* **Given task**: Review the material line by line. Identify and copy every line that contains the string "在项目浏览器中双击".

**** Input ****

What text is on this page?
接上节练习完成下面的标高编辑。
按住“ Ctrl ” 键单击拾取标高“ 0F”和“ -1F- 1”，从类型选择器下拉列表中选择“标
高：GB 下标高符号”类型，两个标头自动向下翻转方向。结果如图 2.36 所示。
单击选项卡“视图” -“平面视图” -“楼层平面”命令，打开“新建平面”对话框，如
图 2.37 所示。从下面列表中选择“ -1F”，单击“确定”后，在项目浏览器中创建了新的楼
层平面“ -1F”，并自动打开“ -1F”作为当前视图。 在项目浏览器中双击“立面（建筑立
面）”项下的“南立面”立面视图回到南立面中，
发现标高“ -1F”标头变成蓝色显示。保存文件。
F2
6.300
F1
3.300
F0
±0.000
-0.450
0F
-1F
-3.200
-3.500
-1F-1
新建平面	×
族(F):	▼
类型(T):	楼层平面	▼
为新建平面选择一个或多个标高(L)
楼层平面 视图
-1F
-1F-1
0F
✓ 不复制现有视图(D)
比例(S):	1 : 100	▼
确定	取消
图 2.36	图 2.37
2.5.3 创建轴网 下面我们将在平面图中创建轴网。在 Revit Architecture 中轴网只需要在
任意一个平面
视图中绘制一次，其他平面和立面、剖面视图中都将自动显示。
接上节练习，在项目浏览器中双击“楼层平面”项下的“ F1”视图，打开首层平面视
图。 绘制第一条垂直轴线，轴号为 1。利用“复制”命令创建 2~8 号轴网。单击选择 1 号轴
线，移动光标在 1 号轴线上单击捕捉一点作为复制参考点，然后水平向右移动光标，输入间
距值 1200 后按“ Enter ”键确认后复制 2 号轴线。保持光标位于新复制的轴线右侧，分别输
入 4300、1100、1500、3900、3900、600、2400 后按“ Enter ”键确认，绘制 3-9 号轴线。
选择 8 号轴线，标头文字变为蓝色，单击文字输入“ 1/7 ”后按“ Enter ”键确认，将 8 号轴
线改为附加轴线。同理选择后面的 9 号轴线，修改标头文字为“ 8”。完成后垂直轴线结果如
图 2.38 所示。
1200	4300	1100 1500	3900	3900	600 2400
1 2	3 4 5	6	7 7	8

****

* **Response**:
层平面“ -1F”，并自动打开“ -1F”作为当前视图。 在项目浏览器中双击“立面（建筑立
接上节练习，在项目浏览器中双击“楼层平面”项下的“ F1”视图，打开首层平面视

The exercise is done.